* START RECORDS TO PROCESS *

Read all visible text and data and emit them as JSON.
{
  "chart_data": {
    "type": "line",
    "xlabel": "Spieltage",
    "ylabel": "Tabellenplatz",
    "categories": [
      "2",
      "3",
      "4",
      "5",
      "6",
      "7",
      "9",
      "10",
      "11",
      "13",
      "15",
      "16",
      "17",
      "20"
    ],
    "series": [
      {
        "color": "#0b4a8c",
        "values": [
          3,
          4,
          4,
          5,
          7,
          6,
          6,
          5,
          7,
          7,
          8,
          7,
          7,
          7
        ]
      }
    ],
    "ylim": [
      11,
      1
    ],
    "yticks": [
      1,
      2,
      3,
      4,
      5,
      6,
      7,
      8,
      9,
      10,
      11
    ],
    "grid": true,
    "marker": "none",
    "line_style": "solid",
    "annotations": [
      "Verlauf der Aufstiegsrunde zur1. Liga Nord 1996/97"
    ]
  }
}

* END RECORDS TO PROCESS *

BRIEF:
Print every record above exactly as written.

WRITTEN SOLUTION:
Read all visible text and data and emit them as JSON.
{
  "chart_data": {
    "type": "line",
    "xlabel": "Spieltage",
    "ylabel": "Tabellenplatz",
    "categories": [
      "2",
      "3",
      "4",
      "5",
      "6",
      "7",
      "9",
      "10",
      "11",
      "13",
      "15",
      "16",
      "17",
      "20"
    ],
    "series": [
      {
        "color": "#0b4a8c",
        "values": [
          3,
          4,
          4,
          5,
          7,
          6,
          6,
          5,
          7,
          7,
          8,
          7,
          7,
          7
        ]
      }
    ],
    "ylim": [
      11,
      1
    ],
    "yticks": [
      1,
      2,
      3,
      4,
      5,
      6,
      7,
      8,
      9,
      10,
      11
    ],
    "grid": true,
    "marker": "none",
    "line_style": "solid",
    "annotations": [
      "Verlauf der Aufstiegsrunde zur1. Liga Nord 1996/97"
    ]
  }
}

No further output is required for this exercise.